## Data excerpts

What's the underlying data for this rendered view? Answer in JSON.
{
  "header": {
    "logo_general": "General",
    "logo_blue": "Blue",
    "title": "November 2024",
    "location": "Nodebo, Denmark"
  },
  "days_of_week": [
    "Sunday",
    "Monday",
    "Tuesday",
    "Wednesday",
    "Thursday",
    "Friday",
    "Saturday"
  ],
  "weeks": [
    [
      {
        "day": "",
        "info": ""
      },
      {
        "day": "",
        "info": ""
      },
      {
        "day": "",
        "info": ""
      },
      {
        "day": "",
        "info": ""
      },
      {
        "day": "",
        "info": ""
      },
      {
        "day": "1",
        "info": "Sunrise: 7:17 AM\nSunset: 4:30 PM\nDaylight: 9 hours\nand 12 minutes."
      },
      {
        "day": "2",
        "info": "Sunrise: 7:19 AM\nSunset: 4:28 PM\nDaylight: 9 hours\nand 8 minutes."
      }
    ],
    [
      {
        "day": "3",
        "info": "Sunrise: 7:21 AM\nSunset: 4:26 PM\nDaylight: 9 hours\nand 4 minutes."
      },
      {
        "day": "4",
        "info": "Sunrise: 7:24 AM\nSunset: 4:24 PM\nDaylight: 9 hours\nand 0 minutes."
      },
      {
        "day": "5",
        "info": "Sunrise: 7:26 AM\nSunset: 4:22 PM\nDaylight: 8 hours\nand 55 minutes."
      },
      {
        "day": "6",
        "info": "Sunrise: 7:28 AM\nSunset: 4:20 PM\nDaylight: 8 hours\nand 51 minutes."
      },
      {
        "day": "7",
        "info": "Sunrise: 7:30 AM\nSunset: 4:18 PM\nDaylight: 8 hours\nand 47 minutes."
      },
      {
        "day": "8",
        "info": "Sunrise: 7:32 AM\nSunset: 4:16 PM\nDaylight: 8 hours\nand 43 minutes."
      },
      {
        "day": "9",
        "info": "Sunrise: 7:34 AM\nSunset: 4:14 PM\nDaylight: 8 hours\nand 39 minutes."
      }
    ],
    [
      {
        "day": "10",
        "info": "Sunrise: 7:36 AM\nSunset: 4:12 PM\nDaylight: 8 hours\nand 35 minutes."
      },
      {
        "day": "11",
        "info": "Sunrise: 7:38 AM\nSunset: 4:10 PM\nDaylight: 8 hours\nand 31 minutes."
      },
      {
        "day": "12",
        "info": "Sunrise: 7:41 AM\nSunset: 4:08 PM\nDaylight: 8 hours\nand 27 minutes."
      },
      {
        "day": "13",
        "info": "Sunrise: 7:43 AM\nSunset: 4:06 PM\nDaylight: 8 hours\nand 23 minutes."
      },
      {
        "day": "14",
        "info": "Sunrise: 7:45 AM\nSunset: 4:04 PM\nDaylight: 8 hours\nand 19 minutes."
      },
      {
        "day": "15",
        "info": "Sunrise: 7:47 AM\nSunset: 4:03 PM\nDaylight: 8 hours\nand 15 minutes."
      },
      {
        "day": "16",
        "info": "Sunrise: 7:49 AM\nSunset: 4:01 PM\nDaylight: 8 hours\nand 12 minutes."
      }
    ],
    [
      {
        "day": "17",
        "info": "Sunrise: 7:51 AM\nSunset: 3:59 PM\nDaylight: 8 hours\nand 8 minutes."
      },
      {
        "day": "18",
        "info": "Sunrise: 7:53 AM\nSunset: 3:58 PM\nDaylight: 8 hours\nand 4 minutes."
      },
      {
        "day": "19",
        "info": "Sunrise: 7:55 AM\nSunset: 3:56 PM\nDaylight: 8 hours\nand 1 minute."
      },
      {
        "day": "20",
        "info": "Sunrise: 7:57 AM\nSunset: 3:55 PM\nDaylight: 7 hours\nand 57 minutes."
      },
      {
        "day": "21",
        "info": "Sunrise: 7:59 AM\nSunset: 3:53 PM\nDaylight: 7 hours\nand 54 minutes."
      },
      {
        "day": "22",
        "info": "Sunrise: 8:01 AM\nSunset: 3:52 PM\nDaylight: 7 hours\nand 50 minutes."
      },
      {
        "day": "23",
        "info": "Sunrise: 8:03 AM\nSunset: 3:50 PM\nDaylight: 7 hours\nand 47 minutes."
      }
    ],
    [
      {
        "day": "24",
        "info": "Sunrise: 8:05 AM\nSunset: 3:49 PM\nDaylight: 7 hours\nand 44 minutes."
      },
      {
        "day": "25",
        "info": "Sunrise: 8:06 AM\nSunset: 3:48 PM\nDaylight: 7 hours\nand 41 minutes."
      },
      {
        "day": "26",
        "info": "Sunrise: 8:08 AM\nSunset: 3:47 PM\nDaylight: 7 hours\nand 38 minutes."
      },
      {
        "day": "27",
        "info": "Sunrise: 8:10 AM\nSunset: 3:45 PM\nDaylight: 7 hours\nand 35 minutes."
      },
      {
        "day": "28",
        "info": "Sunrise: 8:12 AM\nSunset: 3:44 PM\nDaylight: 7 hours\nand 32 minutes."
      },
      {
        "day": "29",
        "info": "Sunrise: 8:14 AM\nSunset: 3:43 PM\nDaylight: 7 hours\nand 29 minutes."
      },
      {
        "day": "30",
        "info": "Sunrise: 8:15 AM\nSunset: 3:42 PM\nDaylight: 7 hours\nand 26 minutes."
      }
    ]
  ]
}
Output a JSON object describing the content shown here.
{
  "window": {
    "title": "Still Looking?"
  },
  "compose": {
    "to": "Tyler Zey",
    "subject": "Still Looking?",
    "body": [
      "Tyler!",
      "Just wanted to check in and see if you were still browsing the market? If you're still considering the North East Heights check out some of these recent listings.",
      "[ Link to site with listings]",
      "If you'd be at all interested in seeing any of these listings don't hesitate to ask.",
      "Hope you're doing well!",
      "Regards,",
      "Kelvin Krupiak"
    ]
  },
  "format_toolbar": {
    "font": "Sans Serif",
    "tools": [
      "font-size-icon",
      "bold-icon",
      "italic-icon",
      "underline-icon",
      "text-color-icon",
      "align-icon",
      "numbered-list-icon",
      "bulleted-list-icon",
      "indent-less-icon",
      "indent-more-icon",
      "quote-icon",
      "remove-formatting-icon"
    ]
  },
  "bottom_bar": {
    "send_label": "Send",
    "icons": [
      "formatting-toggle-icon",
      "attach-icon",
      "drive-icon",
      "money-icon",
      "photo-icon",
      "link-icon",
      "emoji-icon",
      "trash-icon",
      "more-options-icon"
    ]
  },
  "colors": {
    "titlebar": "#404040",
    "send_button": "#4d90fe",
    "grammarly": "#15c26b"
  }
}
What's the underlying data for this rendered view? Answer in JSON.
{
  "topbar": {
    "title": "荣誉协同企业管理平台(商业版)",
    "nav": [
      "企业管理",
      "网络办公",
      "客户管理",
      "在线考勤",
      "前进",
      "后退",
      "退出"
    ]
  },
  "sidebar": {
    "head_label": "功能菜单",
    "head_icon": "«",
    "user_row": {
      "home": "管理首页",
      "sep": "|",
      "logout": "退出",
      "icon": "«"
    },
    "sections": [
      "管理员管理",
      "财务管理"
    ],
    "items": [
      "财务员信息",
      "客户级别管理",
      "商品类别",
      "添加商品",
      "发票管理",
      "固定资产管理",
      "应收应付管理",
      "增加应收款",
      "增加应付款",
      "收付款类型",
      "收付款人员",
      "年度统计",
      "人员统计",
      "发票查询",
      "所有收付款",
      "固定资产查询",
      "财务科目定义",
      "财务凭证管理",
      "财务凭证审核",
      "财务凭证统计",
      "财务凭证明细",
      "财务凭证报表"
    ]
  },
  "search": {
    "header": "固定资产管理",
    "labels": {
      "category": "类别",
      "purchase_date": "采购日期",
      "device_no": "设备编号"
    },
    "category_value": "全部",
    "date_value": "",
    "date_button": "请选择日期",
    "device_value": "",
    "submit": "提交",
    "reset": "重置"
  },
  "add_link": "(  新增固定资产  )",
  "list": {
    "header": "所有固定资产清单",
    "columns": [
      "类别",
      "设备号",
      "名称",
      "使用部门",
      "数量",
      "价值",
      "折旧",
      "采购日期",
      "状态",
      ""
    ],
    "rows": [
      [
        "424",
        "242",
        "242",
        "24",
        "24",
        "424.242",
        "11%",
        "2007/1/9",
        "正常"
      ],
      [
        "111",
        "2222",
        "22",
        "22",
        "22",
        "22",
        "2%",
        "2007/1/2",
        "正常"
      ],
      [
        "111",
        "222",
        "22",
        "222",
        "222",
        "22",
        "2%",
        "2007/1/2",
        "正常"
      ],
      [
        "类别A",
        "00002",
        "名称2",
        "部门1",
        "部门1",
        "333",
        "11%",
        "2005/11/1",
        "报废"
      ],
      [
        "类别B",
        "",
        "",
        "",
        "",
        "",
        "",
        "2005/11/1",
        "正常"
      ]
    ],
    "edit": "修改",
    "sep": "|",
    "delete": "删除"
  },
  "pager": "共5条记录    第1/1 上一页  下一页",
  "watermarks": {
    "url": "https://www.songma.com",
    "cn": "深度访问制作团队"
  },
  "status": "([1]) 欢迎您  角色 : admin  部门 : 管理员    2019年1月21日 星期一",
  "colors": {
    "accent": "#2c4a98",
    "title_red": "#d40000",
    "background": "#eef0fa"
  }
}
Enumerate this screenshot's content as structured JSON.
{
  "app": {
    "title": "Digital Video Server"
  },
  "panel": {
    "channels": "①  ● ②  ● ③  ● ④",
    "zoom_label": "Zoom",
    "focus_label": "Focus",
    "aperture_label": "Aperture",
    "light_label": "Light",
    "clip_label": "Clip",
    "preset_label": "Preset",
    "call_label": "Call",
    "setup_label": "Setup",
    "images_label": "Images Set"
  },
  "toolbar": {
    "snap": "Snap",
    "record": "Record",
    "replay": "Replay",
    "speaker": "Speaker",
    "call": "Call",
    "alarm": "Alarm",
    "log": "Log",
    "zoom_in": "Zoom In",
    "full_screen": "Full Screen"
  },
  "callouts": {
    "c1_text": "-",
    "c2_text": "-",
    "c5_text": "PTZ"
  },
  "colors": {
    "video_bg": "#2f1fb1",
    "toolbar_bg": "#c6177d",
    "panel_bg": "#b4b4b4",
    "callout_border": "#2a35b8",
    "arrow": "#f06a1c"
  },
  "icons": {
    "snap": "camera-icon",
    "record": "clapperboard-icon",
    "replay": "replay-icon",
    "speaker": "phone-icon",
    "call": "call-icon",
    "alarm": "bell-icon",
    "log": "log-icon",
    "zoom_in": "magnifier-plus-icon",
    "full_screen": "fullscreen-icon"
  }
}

## Task directions
Select the lines that carry the string "header" and copy them.

## Task response
  "header": {
    "header": "固定资产管理",
    "header": "所有固定资产清单",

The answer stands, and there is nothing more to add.